To be done
Transcribe every entry word for word, but skip the images.

-------- The input --------

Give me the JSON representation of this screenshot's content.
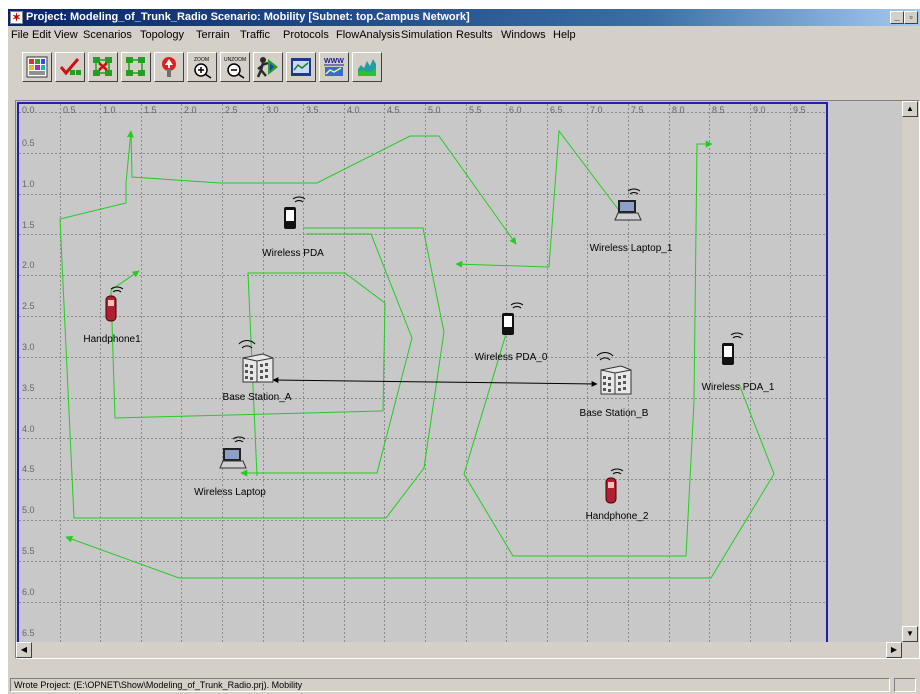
{
  "window": {
    "title": "Project: Modeling_of_Trunk_Radio Scenario: Mobility  [Subnet: top.Campus Network]"
  },
  "menu": [
    "File",
    "Edit",
    "View",
    "Scenarios",
    "Topology",
    "Terrain",
    "Traffic",
    "Protocols",
    "FlowAnalysis",
    "Simulation",
    "Results",
    "Windows",
    "Help"
  ],
  "toolbar": {
    "buttons": [
      {
        "name": "open-object-palette",
        "icon": "palette-icon"
      },
      {
        "name": "check-link-consistency",
        "icon": "check-link-icon"
      },
      {
        "name": "fail-selected-objects",
        "icon": "fail-node-icon"
      },
      {
        "name": "recover-selected-objects",
        "icon": "recover-node-icon"
      },
      {
        "name": "return-to-parent-subnet",
        "icon": "parent-subnet-icon"
      },
      {
        "name": "zoom",
        "icon": "zoom-in-icon",
        "label": "ZOOM"
      },
      {
        "name": "unzoom",
        "icon": "zoom-out-icon",
        "label": "UNZOOM"
      },
      {
        "name": "configure-discrete-event-simulation",
        "icon": "run-simulation-icon"
      },
      {
        "name": "view-results",
        "icon": "view-results-icon"
      },
      {
        "name": "web-report",
        "icon": "web-report-icon",
        "label": "WWW"
      },
      {
        "name": "hide-show-graphs",
        "icon": "graphs-icon"
      }
    ]
  },
  "grid": {
    "x_ticks": [
      "0.0",
      "0.5",
      "1.0",
      "1.5",
      "2.0",
      "2.5",
      "3.0",
      "3.5",
      "4.0",
      "4.5",
      "5.0",
      "5.5",
      "6.0",
      "6.5",
      "7.0",
      "7.5",
      "8.0",
      "8.5",
      "9.0",
      "9.5"
    ],
    "y_ticks": [
      "0.5",
      "1.0",
      "1.5",
      "2.0",
      "2.5",
      "3.0",
      "3.5",
      "4.0",
      "4.5",
      "5.0",
      "5.5",
      "6.0",
      "6.5"
    ],
    "colors": {
      "background": "#c8c8c8",
      "gridline": "#8c8c8c",
      "trajectory": "#22cc22",
      "link": "#000000",
      "border": "#2020b0"
    }
  },
  "nodes": [
    {
      "name": "wireless-pda",
      "label": "Wireless PDA",
      "type": "pda"
    },
    {
      "name": "wireless-laptop-1",
      "label": "Wireless Laptop_1",
      "type": "laptop"
    },
    {
      "name": "handphone1",
      "label": "Handphone1",
      "type": "phone"
    },
    {
      "name": "wireless-pda-0",
      "label": "Wireless PDA_0",
      "type": "pda"
    },
    {
      "name": "wireless-pda-1",
      "label": "Wireless PDA_1",
      "type": "pda"
    },
    {
      "name": "base-station-a",
      "label": "Base Station_A",
      "type": "base"
    },
    {
      "name": "base-station-b",
      "label": "Base Station_B",
      "type": "base"
    },
    {
      "name": "wireless-laptop",
      "label": "Wireless Laptop",
      "type": "laptop"
    },
    {
      "name": "handphone-2",
      "label": "Handphone_2",
      "type": "phone"
    }
  ],
  "status": {
    "message": "Wrote Project: (E:\\OPNET\\Show\\Modeling_of_Trunk_Radio.prj).  Mobility"
  }
}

--------

Solution to the problem
Give me the JSON representation of this screenshot's content.
{
  "window": {
    "title": "Project: Modeling_of_Trunk_Radio Scenario: Mobility  [Subnet: top.Campus Network]"
  },
  "menu": [
    "File",
    "Edit",
    "View",
    "Scenarios",
    "Topology",
    "Terrain",
    "Traffic",
    "Protocols",
    "FlowAnalysis",
    "Simulation",
    "Results",
    "Windows",
    "Help"
  ],
  "toolbar": {
    "buttons": [
      {
        "name": "open-object-palette",
        "icon": "palette-icon"
      },
      {
        "name": "check-link-consistency",
        "icon": "check-link-icon"
      },
      {
        "name": "fail-selected-objects",
        "icon": "fail-node-icon"
      },
      {
        "name": "recover-selected-objects",
        "icon": "recover-node-icon"
      },
      {
        "name": "return-to-parent-subnet",
        "icon": "parent-subnet-icon"
      },
      {
        "name": "zoom",
        "icon": "zoom-in-icon",
        "label": "ZOOM"
      },
      {
        "name": "unzoom",
        "icon": "zoom-out-icon",
        "label": "UNZOOM"
      },
      {
        "name": "configure-discrete-event-simulation",
        "icon": "run-simulation-icon"
      },
      {
        "name": "view-results",
        "icon": "view-results-icon"
      },
      {
        "name": "web-report",
        "icon": "web-report-icon",
        "label": "WWW"
      },
      {
        "name": "hide-show-graphs",
        "icon": "graphs-icon"
      }
    ]
  },
  "grid": {
    "x_ticks": [
      "0.0",
      "0.5",
      "1.0",
      "1.5",
      "2.0",
      "2.5",
      "3.0",
      "3.5",
      "4.0",
      "4.5",
      "5.0",
      "5.5",
      "6.0",
      "6.5",
      "7.0",
      "7.5",
      "8.0",
      "8.5",
      "9.0",
      "9.5"
    ],
    "y_ticks": [
      "0.5",
      "1.0",
      "1.5",
      "2.0",
      "2.5",
      "3.0",
      "3.5",
      "4.0",
      "4.5",
      "5.0",
      "5.5",
      "6.0",
      "6.5"
    ],
    "colors": {
      "background": "#c8c8c8",
      "gridline": "#8c8c8c",
      "trajectory": "#22cc22",
      "link": "#000000",
      "border": "#2020b0"
    }
  },
  "nodes": [
    {
      "name": "wireless-pda",
      "label": "Wireless PDA",
      "type": "pda"
    },
    {
      "name": "wireless-laptop-1",
      "label": "Wireless Laptop_1",
      "type": "laptop"
    },
    {
      "name": "handphone1",
      "label": "Handphone1",
      "type": "phone"
    },
    {
      "name": "wireless-pda-0",
      "label": "Wireless PDA_0",
      "type": "pda"
    },
    {
      "name": "wireless-pda-1",
      "label": "Wireless PDA_1",
      "type": "pda"
    },
    {
      "name": "base-station-a",
      "label": "Base Station_A",
      "type": "base"
    },
    {
      "name": "base-station-b",
      "label": "Base Station_B",
      "type": "base"
    },
    {
      "name": "wireless-laptop",
      "label": "Wireless Laptop",
      "type": "laptop"
    },
    {
      "name": "handphone-2",
      "label": "Handphone_2",
      "type": "phone"
    }
  ],
  "status": {
    "message": "Wrote Project: (E:\\OPNET\\Show\\Modeling_of_Trunk_Radio.prj).  Mobility"
  }
}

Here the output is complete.